In the entries below, find the lines with the word "characters" and copy them.

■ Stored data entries
════════════════════
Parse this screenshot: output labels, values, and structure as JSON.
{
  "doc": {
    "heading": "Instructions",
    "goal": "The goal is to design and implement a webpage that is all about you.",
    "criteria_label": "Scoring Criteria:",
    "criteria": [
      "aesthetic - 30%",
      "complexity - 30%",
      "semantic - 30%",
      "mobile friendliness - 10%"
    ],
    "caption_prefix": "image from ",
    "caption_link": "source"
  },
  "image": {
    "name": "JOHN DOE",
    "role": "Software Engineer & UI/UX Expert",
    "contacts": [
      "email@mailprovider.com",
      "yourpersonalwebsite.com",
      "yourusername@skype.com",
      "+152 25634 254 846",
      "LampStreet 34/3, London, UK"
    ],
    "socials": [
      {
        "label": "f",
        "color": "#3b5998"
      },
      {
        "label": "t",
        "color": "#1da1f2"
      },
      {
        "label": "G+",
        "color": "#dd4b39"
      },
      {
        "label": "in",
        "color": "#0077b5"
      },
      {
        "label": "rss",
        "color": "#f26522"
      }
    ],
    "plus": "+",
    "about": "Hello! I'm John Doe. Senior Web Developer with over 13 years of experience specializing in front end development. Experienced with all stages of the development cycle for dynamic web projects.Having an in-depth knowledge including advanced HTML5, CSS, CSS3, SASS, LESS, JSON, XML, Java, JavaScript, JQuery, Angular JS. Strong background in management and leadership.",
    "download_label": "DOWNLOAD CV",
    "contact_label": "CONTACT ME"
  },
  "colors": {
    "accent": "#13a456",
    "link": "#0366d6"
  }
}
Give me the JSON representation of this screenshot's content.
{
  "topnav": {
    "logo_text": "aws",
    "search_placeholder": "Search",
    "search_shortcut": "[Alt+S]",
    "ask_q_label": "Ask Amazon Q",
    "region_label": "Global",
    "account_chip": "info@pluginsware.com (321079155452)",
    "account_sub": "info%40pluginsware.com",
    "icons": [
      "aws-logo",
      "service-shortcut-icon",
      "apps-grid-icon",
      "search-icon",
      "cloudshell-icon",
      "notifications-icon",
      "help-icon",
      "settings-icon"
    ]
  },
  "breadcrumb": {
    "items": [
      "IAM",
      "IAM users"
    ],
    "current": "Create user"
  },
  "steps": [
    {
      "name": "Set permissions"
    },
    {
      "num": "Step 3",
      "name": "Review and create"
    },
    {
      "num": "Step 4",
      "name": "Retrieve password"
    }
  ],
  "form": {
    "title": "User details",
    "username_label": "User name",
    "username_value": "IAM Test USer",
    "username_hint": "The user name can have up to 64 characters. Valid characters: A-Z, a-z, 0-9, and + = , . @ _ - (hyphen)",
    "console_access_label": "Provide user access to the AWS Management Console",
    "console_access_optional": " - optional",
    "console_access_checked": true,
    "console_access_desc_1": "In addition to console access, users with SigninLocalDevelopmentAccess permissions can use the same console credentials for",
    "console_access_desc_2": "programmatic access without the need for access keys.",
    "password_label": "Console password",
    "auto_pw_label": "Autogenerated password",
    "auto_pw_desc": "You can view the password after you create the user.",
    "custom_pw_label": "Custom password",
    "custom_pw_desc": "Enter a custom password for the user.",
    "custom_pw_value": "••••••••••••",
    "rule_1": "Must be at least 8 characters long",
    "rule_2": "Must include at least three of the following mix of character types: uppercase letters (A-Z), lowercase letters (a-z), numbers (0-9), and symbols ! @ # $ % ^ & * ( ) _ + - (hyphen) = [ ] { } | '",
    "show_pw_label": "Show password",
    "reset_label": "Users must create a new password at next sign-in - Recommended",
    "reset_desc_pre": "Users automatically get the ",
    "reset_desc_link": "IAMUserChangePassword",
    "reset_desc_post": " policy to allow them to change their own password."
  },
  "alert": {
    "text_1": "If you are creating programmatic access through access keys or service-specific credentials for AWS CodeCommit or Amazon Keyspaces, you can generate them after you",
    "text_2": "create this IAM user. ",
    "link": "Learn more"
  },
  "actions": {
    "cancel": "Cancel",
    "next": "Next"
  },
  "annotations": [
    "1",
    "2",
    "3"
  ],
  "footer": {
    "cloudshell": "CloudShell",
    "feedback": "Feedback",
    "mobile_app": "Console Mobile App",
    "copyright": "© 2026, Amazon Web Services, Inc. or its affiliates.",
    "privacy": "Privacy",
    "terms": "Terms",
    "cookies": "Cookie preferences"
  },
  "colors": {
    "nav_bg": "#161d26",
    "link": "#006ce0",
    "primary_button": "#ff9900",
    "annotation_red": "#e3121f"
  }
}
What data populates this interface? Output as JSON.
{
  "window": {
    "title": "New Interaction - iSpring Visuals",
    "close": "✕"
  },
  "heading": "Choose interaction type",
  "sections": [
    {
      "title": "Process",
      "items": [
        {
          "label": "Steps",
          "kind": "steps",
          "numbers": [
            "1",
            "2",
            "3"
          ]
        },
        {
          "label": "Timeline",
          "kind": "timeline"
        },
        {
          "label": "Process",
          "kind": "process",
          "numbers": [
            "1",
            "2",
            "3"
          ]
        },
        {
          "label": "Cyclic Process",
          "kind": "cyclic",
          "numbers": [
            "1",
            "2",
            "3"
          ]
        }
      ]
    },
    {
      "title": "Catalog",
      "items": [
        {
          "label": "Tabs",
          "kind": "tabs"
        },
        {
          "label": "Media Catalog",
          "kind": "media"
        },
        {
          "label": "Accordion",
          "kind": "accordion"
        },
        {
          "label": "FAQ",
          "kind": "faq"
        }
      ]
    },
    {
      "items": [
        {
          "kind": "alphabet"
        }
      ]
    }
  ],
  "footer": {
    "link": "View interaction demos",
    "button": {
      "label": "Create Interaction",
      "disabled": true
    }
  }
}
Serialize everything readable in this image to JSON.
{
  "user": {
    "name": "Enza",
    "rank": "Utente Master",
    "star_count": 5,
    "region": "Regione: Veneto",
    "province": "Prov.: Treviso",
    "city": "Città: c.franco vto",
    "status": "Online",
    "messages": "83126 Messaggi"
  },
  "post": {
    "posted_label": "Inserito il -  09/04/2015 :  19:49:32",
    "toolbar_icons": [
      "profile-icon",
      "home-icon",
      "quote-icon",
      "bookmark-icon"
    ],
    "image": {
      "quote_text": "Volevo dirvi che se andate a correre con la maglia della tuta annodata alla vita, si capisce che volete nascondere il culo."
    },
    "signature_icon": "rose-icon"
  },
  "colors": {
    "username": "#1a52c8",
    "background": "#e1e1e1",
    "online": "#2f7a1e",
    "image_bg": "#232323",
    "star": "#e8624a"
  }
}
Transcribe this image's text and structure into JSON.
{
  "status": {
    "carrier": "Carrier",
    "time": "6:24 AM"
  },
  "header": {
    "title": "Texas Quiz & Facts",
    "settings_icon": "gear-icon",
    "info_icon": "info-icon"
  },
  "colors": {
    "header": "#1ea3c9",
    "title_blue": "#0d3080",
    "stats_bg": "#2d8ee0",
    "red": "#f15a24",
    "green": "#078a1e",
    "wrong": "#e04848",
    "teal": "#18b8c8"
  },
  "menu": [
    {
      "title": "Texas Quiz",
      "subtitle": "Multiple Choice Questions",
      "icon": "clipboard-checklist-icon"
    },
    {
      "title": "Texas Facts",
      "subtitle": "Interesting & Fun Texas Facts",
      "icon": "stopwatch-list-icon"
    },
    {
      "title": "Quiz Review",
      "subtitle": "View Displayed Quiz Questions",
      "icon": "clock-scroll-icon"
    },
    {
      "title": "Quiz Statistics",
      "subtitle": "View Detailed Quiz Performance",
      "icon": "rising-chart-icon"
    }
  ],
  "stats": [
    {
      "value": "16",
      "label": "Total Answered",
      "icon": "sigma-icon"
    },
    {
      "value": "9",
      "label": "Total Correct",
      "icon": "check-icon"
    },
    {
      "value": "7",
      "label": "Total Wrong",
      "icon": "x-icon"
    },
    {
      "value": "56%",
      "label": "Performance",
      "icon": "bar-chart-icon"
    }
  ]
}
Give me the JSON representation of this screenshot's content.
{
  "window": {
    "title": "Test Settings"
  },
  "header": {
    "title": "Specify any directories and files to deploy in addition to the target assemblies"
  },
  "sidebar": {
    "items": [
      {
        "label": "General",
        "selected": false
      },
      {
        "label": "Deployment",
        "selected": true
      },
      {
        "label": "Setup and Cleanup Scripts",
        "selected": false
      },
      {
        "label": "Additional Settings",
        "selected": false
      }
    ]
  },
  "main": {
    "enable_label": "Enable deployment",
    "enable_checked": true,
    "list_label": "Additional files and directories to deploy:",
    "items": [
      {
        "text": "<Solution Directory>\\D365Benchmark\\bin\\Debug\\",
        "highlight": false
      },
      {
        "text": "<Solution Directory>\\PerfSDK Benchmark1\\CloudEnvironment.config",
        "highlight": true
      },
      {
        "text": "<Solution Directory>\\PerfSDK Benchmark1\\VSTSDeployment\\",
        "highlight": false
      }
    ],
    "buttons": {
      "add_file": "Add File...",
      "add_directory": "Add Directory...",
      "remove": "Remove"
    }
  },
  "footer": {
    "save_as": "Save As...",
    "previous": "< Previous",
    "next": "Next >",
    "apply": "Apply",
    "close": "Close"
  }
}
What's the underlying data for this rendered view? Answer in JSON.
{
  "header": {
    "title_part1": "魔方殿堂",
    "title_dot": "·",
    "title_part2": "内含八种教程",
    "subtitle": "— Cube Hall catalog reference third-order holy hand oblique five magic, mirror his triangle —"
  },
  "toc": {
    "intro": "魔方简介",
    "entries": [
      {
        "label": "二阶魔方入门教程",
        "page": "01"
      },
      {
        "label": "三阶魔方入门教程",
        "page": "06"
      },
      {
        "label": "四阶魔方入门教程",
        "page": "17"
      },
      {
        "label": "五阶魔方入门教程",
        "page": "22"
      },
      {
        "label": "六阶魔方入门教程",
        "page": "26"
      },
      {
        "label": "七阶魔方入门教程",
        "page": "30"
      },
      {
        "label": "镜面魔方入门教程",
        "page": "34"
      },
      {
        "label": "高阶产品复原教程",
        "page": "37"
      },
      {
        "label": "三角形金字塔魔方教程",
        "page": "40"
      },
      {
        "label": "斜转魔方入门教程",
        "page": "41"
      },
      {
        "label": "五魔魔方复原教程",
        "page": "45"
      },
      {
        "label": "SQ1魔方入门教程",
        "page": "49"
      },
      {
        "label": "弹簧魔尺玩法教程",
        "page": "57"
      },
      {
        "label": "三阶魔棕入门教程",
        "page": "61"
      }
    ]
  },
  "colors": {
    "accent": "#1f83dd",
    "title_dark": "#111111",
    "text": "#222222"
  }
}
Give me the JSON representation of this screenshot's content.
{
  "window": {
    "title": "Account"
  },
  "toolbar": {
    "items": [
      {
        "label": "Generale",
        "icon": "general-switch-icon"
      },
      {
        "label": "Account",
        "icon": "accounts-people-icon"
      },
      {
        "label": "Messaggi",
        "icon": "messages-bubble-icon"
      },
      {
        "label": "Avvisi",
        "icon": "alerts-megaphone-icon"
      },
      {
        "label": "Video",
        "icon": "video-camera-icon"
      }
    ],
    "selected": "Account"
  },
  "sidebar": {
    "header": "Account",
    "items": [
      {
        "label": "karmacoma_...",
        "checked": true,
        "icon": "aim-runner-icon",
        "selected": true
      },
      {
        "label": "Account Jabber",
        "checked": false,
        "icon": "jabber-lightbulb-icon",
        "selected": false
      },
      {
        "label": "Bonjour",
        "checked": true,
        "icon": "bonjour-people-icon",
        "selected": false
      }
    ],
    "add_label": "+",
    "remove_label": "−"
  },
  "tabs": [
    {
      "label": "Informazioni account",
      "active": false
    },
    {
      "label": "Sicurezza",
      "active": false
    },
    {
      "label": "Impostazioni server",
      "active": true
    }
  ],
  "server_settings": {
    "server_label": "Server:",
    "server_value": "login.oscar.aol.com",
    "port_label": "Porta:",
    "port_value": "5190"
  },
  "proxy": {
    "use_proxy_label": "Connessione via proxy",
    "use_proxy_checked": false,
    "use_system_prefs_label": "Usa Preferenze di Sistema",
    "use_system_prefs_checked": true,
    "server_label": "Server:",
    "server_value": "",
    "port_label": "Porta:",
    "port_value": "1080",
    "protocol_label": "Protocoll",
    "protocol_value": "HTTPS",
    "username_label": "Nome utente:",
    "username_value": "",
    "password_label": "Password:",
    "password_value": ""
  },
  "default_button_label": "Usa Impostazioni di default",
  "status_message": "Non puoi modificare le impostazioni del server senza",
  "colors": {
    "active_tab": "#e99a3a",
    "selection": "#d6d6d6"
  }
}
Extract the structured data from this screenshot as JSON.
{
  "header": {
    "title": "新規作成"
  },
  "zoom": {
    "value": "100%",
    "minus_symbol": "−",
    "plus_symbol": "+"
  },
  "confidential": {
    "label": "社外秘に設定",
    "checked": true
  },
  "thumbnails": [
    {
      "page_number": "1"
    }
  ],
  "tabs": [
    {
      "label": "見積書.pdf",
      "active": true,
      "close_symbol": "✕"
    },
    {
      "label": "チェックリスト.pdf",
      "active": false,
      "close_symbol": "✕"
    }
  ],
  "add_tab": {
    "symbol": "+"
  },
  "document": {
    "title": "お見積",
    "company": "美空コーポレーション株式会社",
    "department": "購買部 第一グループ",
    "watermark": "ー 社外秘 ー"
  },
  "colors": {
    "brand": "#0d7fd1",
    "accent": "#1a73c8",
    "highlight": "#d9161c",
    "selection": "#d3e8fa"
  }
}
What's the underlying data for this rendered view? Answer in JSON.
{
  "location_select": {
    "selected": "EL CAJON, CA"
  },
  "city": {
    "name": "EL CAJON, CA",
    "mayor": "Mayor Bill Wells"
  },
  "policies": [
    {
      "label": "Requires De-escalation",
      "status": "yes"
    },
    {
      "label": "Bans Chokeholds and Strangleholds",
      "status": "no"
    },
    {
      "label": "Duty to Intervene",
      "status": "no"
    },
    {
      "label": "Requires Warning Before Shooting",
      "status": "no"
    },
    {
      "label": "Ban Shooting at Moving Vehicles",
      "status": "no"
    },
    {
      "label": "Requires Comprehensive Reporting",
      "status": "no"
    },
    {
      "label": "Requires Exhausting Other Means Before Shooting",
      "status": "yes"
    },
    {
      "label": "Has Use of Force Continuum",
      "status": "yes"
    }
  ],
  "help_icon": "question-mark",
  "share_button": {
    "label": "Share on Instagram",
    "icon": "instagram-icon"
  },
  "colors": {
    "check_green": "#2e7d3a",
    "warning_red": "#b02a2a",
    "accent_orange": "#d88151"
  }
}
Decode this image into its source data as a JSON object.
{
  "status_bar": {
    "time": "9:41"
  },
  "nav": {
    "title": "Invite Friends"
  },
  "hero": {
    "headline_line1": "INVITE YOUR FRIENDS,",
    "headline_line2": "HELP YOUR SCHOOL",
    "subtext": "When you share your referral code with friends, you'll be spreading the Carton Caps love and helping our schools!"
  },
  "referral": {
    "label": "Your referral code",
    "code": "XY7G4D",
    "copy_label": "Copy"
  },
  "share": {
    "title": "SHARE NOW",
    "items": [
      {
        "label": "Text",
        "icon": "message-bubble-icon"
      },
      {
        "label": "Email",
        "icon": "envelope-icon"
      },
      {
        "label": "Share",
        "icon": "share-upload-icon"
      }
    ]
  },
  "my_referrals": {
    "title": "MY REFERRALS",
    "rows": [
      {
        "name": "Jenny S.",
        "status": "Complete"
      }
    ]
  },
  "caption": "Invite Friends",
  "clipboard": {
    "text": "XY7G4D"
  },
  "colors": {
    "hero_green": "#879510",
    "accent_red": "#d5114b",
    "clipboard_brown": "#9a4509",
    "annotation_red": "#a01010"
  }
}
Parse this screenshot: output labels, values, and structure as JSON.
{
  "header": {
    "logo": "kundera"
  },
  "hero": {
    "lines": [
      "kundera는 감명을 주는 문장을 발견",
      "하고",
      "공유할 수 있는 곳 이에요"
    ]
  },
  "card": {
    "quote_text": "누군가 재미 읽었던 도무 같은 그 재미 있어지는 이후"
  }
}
════════════════════
■ WRITTEN RESPONSE
    "username_hint": "The user name can have up to 64 characters. Valid characters: A-Z, a-z, 0-9, and + = , . @ _ - (hyphen)",
    "rule_1": "Must be at least 8 characters long",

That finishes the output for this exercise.